> The task:
Each line below should be retyped exactly, with no pictures.

> Supplied data:
____
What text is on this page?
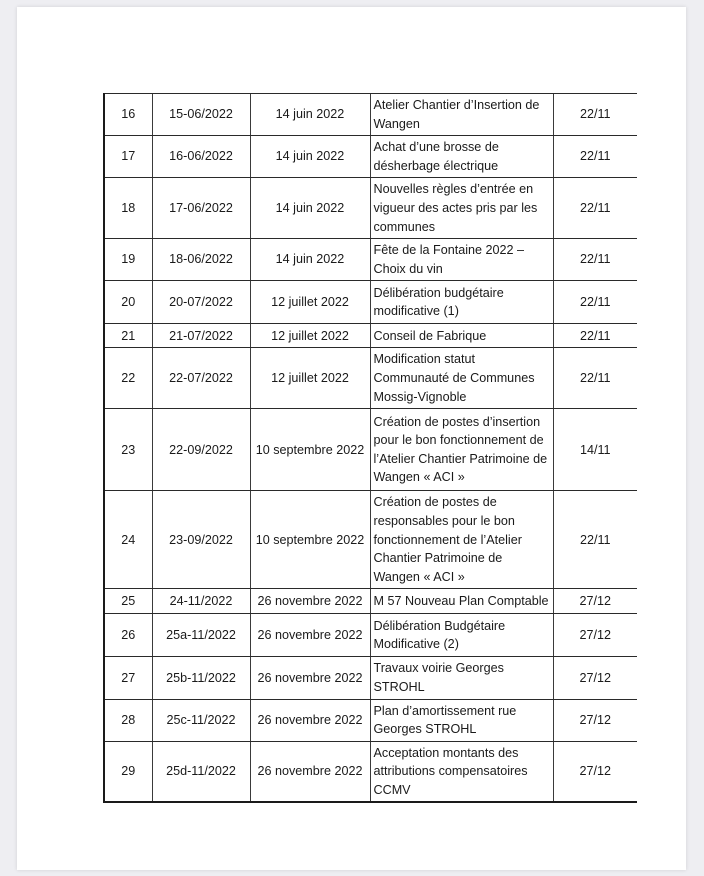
16	15-06/2022	14 juin 2022	Atelier Chantier d’Insertion de Wangen	22/11
17	16-06/2022	14 juin 2022	Achat d’une brosse de désherbage électrique	22/11
18	17-06/2022	14 juin 2022	Nouvelles règles d’entrée en vigueur des actes pris par les communes	22/11
19	18-06/2022	14 juin 2022	Fête de la Fontaine 2022 – Choix du vin	22/11
20	20-07/2022	12 juillet 2022	Délibération budgétaire modificative (1)	22/11
21	21-07/2022	12 juillet 2022	Conseil de Fabrique	22/11
22	22-07/2022	12 juillet 2022	Modification statut Communauté de Communes Mossig-Vignoble	22/11
23	22-09/2022	10 septembre 2022	Création de postes d’insertion pour le bon fonctionnement de l’Atelier Chantier Patrimoine de Wangen « ACI »	14/11
24	23-09/2022	10 septembre 2022	Création de postes de responsables pour le bon fonctionnement de l’Atelier Chantier Patrimoine de Wangen « ACI »	22/11
25	24-11/2022	26 novembre 2022	M 57 Nouveau Plan Comptable	27/12
26	25a-11/2022	26 novembre 2022	Délibération Budgétaire Modificative (2)	27/12
27	25b-11/2022	26 novembre 2022	Travaux voirie Georges STROHL	27/12
28	25c-11/2022	26 novembre 2022	Plan d’amortissement rue Georges STROHL	27/12
29	25d-11/2022	26 novembre 2022	Acceptation montants des attributions compensatoires CCMV	27/12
____
> Written solution:
What text is on this page?
16	15-06/2022	14 juin 2022	Atelier Chantier d’Insertion de Wangen	22/11
17	16-06/2022	14 juin 2022	Achat d’une brosse de désherbage électrique	22/11
18	17-06/2022	14 juin 2022	Nouvelles règles d’entrée en vigueur des actes pris par les communes	22/11
19	18-06/2022	14 juin 2022	Fête de la Fontaine 2022 – Choix du vin	22/11
20	20-07/2022	12 juillet 2022	Délibération budgétaire modificative (1)	22/11
21	21-07/2022	12 juillet 2022	Conseil de Fabrique	22/11
22	22-07/2022	12 juillet 2022	Modification statut Communauté de Communes Mossig-Vignoble	22/11
23	22-09/2022	10 septembre 2022	Création de postes d’insertion pour le bon fonctionnement de l’Atelier Chantier Patrimoine de Wangen « ACI »	14/11
24	23-09/2022	10 septembre 2022	Création de postes de responsables pour le bon fonctionnement de l’Atelier Chantier Patrimoine de Wangen « ACI »	22/11
25	24-11/2022	26 novembre 2022	M 57 Nouveau Plan Comptable	27/12
26	25a-11/2022	26 novembre 2022	Délibération Budgétaire Modificative (2)	27/12
27	25b-11/2022	26 novembre 2022	Travaux voirie Georges STROHL	27/12
28	25c-11/2022	26 novembre 2022	Plan d’amortissement rue Georges STROHL	27/12
29	25d-11/2022	26 novembre 2022	Acceptation montants des attributions compensatoires CCMV	27/12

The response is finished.